- **Directions**
The data below should be printed in full, exactly, and without any of its images.

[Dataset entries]
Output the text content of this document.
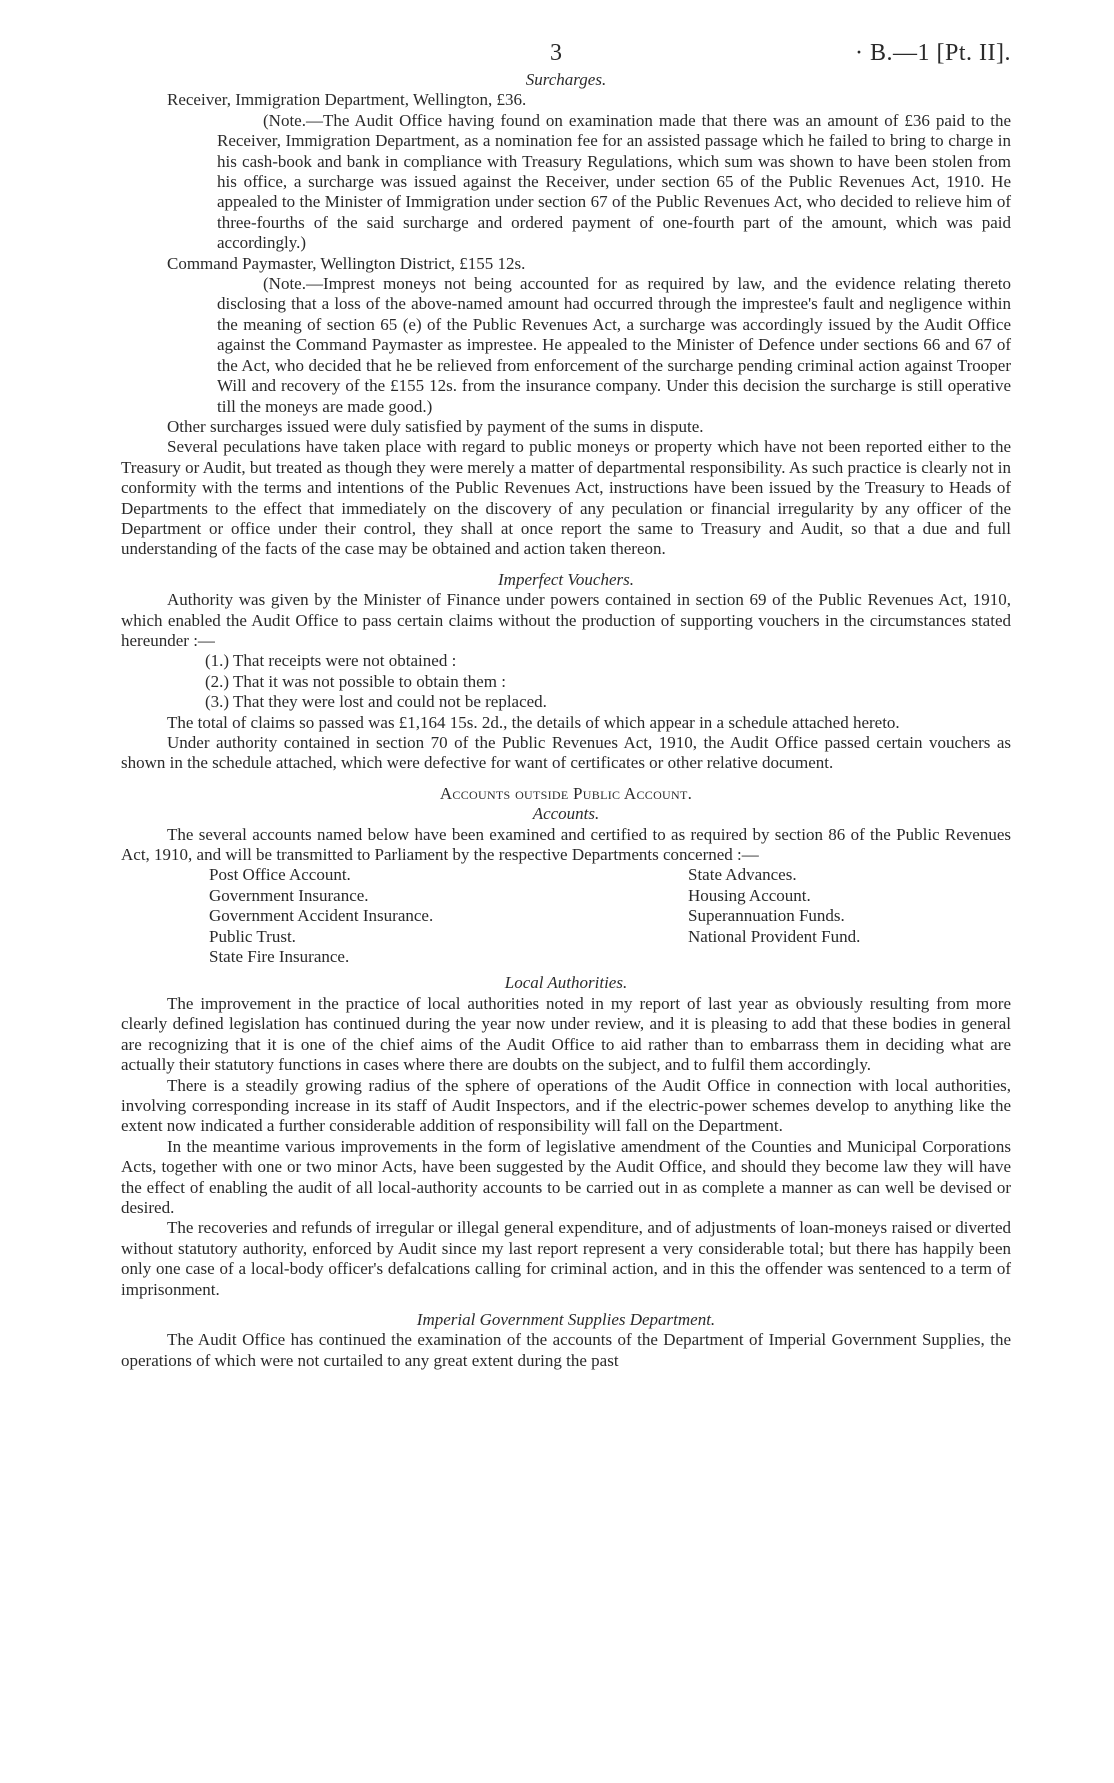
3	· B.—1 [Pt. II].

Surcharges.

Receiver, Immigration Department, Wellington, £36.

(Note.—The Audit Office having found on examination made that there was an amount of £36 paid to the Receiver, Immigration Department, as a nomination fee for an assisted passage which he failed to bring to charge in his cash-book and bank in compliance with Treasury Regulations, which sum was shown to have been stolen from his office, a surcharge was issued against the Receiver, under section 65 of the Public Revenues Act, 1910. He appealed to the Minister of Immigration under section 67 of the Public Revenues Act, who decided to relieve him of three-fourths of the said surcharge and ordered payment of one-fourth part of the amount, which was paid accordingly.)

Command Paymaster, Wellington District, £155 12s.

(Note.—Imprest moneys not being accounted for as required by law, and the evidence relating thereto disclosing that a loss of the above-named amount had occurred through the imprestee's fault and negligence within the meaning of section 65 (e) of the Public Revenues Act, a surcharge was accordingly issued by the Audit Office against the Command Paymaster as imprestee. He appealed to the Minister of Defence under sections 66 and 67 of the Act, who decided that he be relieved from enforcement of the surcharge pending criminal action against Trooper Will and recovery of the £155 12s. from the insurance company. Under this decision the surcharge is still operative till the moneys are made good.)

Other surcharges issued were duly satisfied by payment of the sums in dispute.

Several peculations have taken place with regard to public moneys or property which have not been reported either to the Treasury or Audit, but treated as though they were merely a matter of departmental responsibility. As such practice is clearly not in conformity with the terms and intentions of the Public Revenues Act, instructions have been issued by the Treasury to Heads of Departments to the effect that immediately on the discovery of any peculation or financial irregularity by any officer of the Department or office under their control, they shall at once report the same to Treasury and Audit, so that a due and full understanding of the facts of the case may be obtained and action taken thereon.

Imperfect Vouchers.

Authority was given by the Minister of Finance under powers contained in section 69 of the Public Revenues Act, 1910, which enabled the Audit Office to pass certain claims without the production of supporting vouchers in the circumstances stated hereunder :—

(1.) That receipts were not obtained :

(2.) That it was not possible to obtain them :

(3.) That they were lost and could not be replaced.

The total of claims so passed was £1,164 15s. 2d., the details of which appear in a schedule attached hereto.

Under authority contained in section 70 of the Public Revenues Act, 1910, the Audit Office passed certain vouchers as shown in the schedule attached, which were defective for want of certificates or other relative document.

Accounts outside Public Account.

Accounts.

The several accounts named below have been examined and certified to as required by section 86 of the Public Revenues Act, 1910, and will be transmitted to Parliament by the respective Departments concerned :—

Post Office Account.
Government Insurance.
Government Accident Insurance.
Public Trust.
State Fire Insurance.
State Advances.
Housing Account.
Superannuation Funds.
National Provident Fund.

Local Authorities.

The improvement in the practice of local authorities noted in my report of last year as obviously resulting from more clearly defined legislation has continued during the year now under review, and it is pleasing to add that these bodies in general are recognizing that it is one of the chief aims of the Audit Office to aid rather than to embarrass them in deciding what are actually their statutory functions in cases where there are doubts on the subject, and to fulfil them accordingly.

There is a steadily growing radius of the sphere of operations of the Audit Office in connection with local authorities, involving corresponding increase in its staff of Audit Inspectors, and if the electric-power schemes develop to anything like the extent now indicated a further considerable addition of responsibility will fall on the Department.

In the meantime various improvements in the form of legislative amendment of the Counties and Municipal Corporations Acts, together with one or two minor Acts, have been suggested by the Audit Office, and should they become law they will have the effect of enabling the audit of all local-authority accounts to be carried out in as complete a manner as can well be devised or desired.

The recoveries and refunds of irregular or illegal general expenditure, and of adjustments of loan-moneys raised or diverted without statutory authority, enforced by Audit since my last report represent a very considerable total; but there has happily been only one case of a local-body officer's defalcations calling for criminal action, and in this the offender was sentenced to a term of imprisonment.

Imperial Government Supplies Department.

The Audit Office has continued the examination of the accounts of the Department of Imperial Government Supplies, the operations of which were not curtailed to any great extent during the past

- **Answer**
Output the text content of this document.
3	· B.—1 [Pt. II].

Surcharges.

Receiver, Immigration Department, Wellington, £36.

(Note.—The Audit Office having found on examination made that there was an amount of £36 paid to the Receiver, Immigration Department, as a nomination fee for an assisted passage which he failed to bring to charge in his cash-book and bank in compliance with Treasury Regulations, which sum was shown to have been stolen from his office, a surcharge was issued against the Receiver, under section 65 of the Public Revenues Act, 1910. He appealed to the Minister of Immigration under section 67 of the Public Revenues Act, who decided to relieve him of three-fourths of the said surcharge and ordered payment of one-fourth part of the amount, which was paid accordingly.)

Command Paymaster, Wellington District, £155 12s.

(Note.—Imprest moneys not being accounted for as required by law, and the evidence relating thereto disclosing that a loss of the above-named amount had occurred through the imprestee's fault and negligence within the meaning of section 65 (e) of the Public Revenues Act, a surcharge was accordingly issued by the Audit Office against the Command Paymaster as imprestee. He appealed to the Minister of Defence under sections 66 and 67 of the Act, who decided that he be relieved from enforcement of the surcharge pending criminal action against Trooper Will and recovery of the £155 12s. from the insurance company. Under this decision the surcharge is still operative till the moneys are made good.)

Other surcharges issued were duly satisfied by payment of the sums in dispute.

Several peculations have taken place with regard to public moneys or property which have not been reported either to the Treasury or Audit, but treated as though they were merely a matter of departmental responsibility. As such practice is clearly not in conformity with the terms and intentions of the Public Revenues Act, instructions have been issued by the Treasury to Heads of Departments to the effect that immediately on the discovery of any peculation or financial irregularity by any officer of the Department or office under their control, they shall at once report the same to Treasury and Audit, so that a due and full understanding of the facts of the case may be obtained and action taken thereon.

Imperfect Vouchers.

Authority was given by the Minister of Finance under powers contained in section 69 of the Public Revenues Act, 1910, which enabled the Audit Office to pass certain claims without the production of supporting vouchers in the circumstances stated hereunder :—

(1.) That receipts were not obtained :

(2.) That it was not possible to obtain them :

(3.) That they were lost and could not be replaced.

The total of claims so passed was £1,164 15s. 2d., the details of which appear in a schedule attached hereto.

Under authority contained in section 70 of the Public Revenues Act, 1910, the Audit Office passed certain vouchers as shown in the schedule attached, which were defective for want of certificates or other relative document.

Accounts outside Public Account.

Accounts.

The several accounts named below have been examined and certified to as required by section 86 of the Public Revenues Act, 1910, and will be transmitted to Parliament by the respective Departments concerned :—

Post Office Account.
Government Insurance.
Government Accident Insurance.
Public Trust.
State Fire Insurance.
State Advances.
Housing Account.
Superannuation Funds.
National Provident Fund.

Local Authorities.

The improvement in the practice of local authorities noted in my report of last year as obviously resulting from more clearly defined legislation has continued during the year now under review, and it is pleasing to add that these bodies in general are recognizing that it is one of the chief aims of the Audit Office to aid rather than to embarrass them in deciding what are actually their statutory functions in cases where there are doubts on the subject, and to fulfil them accordingly.

There is a steadily growing radius of the sphere of operations of the Audit Office in connection with local authorities, involving corresponding increase in its staff of Audit Inspectors, and if the electric-power schemes develop to anything like the extent now indicated a further considerable addition of responsibility will fall on the Department.

In the meantime various improvements in the form of legislative amendment of the Counties and Municipal Corporations Acts, together with one or two minor Acts, have been suggested by the Audit Office, and should they become law they will have the effect of enabling the audit of all local-authority accounts to be carried out in as complete a manner as can well be devised or desired.

The recoveries and refunds of irregular or illegal general expenditure, and of adjustments of loan-moneys raised or diverted without statutory authority, enforced by Audit since my last report represent a very considerable total; but there has happily been only one case of a local-body officer's defalcations calling for criminal action, and in this the offender was sentenced to a term of imprisonment.

Imperial Government Supplies Department.

The Audit Office has continued the examination of the accounts of the Department of Imperial Government Supplies, the operations of which were not curtailed to any great extent during the past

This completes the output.